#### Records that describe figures
******

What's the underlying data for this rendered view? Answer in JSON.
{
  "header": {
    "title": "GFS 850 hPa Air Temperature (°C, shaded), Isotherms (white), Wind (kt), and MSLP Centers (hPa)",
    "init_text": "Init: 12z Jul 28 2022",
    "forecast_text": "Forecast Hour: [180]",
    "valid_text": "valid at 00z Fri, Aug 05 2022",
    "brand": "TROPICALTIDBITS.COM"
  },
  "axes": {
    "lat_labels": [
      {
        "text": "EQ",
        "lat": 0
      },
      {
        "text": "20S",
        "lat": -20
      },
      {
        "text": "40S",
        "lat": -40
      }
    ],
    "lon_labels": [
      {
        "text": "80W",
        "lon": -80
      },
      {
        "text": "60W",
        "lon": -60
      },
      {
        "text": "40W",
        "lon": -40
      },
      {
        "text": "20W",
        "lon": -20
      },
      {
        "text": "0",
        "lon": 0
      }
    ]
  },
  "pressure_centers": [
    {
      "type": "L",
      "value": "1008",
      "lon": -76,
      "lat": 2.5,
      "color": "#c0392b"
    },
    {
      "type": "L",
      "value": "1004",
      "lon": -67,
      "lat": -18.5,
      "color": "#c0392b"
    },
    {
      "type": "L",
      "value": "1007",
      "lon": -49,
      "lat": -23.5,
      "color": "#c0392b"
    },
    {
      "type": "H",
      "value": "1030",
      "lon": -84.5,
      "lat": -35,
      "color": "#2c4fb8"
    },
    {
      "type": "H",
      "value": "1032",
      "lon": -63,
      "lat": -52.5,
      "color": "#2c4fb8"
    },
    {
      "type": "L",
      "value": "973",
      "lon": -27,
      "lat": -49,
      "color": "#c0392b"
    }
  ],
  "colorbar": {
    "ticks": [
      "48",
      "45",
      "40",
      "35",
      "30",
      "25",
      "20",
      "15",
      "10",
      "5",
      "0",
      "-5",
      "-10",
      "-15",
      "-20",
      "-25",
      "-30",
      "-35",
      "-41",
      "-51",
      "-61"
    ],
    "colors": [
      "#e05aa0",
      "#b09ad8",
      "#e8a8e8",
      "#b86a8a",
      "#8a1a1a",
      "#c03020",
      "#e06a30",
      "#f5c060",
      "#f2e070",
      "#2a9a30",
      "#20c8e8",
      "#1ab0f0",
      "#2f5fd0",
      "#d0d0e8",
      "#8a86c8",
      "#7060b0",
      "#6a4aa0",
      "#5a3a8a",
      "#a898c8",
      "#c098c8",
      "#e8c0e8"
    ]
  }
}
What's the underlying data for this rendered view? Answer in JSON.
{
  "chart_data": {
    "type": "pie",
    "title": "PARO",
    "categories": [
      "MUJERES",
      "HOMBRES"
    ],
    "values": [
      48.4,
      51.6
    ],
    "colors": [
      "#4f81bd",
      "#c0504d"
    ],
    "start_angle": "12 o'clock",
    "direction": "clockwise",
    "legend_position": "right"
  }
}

******

Print all the data exactly.

What's the underlying data for this rendered view? Answer in JSON.
{
  "header": {
    "title": "GFS 850 hPa Air Temperature (°C, shaded), Isotherms (white), Wind (kt), and MSLP Centers (hPa)",
    "init_text": "Init: 12z Jul 28 2022",
    "forecast_text": "Forecast Hour: [180]",
    "valid_text": "valid at 00z Fri, Aug 05 2022",
    "brand": "TROPICALTIDBITS.COM"
  },
  "axes": {
    "lat_labels": [
      {
        "text": "EQ",
        "lat": 0
      },
      {
        "text": "20S",
        "lat": -20
      },
      {
        "text": "40S",
        "lat": -40
      }
    ],
    "lon_labels": [
      {
        "text": "80W",
        "lon": -80
      },
      {
        "text": "60W",
        "lon": -60
      },
      {
        "text": "40W",
        "lon": -40
      },
      {
        "text": "20W",
        "lon": -20
      },
      {
        "text": "0",
        "lon": 0
      }
    ]
  },
  "pressure_centers": [
    {
      "type": "L",
      "value": "1008",
      "lon": -76,
      "lat": 2.5,
      "color": "#c0392b"
    },
    {
      "type": "L",
      "value": "1004",
      "lon": -67,
      "lat": -18.5,
      "color": "#c0392b"
    },
    {
      "type": "L",
      "value": "1007",
      "lon": -49,
      "lat": -23.5,
      "color": "#c0392b"
    },
    {
      "type": "H",
      "value": "1030",
      "lon": -84.5,
      "lat": -35,
      "color": "#2c4fb8"
    },
    {
      "type": "H",
      "value": "1032",
      "lon": -63,
      "lat": -52.5,
      "color": "#2c4fb8"
    },
    {
      "type": "L",
      "value": "973",
      "lon": -27,
      "lat": -49,
      "color": "#c0392b"
    }
  ],
  "colorbar": {
    "ticks": [
      "48",
      "45",
      "40",
      "35",
      "30",
      "25",
      "20",
      "15",
      "10",
      "5",
      "0",
      "-5",
      "-10",
      "-15",
      "-20",
      "-25",
      "-30",
      "-35",
      "-41",
      "-51",
      "-61"
    ],
    "colors": [
      "#e05aa0",
      "#b09ad8",
      "#e8a8e8",
      "#b86a8a",
      "#8a1a1a",
      "#c03020",
      "#e06a30",
      "#f5c060",
      "#f2e070",
      "#2a9a30",
      "#20c8e8",
      "#1ab0f0",
      "#2f5fd0",
      "#d0d0e8",
      "#8a86c8",
      "#7060b0",
      "#6a4aa0",
      "#5a3a8a",
      "#a898c8",
      "#c098c8",
      "#e8c0e8"
    ]
  }
}
What's the underlying data for this rendered view? Answer in JSON.
{
  "chart_data": {
    "type": "pie",
    "title": "PARO",
    "categories": [
      "MUJERES",
      "HOMBRES"
    ],
    "values": [
      48.4,
      51.6
    ],
    "colors": [
      "#4f81bd",
      "#c0504d"
    ],
    "start_angle": "12 o'clock",
    "direction": "clockwise",
    "legend_position": "right"
  }
}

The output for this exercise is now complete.